### Task directions
Each line below is to be written out in full, exactly as shown.

#####

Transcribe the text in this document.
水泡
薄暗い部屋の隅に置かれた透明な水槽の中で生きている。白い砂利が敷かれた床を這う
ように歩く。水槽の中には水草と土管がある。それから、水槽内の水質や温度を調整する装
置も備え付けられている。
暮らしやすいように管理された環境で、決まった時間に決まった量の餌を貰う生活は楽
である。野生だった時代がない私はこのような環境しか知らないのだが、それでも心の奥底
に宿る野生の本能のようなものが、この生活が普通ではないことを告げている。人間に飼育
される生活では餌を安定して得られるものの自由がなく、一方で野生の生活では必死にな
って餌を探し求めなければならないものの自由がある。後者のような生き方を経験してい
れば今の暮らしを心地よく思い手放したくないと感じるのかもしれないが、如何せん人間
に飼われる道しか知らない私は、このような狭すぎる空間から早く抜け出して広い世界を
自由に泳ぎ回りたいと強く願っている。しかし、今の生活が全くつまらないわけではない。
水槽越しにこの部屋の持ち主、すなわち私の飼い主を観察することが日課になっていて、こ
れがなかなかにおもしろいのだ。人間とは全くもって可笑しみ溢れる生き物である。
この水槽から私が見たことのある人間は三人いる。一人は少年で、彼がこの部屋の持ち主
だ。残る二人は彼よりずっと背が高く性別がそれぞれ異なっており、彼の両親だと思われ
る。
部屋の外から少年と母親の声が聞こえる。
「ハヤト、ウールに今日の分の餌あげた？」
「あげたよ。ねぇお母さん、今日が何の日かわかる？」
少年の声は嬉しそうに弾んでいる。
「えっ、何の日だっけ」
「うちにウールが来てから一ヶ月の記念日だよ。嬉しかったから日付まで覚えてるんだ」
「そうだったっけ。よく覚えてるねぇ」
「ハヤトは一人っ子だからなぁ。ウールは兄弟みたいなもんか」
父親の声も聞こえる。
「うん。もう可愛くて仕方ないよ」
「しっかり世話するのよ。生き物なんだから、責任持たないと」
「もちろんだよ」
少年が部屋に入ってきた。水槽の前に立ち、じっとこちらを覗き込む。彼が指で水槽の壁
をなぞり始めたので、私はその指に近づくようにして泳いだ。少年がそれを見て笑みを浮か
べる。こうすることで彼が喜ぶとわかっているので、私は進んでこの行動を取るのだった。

#####

### Full answer
Transcribe the text in this document.
水泡
薄暗い部屋の隅に置かれた透明な水槽の中で生きている。白い砂利が敷かれた床を這う
ように歩く。水槽の中には水草と土管がある。それから、水槽内の水質や温度を調整する装
置も備え付けられている。
暮らしやすいように管理された環境で、決まった時間に決まった量の餌を貰う生活は楽
である。野生だった時代がない私はこのような環境しか知らないのだが、それでも心の奥底
に宿る野生の本能のようなものが、この生活が普通ではないことを告げている。人間に飼育
される生活では餌を安定して得られるものの自由がなく、一方で野生の生活では必死にな
って餌を探し求めなければならないものの自由がある。後者のような生き方を経験してい
れば今の暮らしを心地よく思い手放したくないと感じるのかもしれないが、如何せん人間
に飼われる道しか知らない私は、このような狭すぎる空間から早く抜け出して広い世界を
自由に泳ぎ回りたいと強く願っている。しかし、今の生活が全くつまらないわけではない。
水槽越しにこの部屋の持ち主、すなわち私の飼い主を観察することが日課になっていて、こ
れがなかなかにおもしろいのだ。人間とは全くもって可笑しみ溢れる生き物である。
この水槽から私が見たことのある人間は三人いる。一人は少年で、彼がこの部屋の持ち主
だ。残る二人は彼よりずっと背が高く性別がそれぞれ異なっており、彼の両親だと思われ
る。
部屋の外から少年と母親の声が聞こえる。
「ハヤト、ウールに今日の分の餌あげた？」
「あげたよ。ねぇお母さん、今日が何の日かわかる？」
少年の声は嬉しそうに弾んでいる。
「えっ、何の日だっけ」
「うちにウールが来てから一ヶ月の記念日だよ。嬉しかったから日付まで覚えてるんだ」
「そうだったっけ。よく覚えてるねぇ」
「ハヤトは一人っ子だからなぁ。ウールは兄弟みたいなもんか」
父親の声も聞こえる。
「うん。もう可愛くて仕方ないよ」
「しっかり世話するのよ。生き物なんだから、責任持たないと」
「もちろんだよ」
少年が部屋に入ってきた。水槽の前に立ち、じっとこちらを覗き込む。彼が指で水槽の壁
をなぞり始めたので、私はその指に近づくようにして泳いだ。少年がそれを見て笑みを浮か
べる。こうすることで彼が喜ぶとわかっているので、私は進んでこの行動を取るのだった。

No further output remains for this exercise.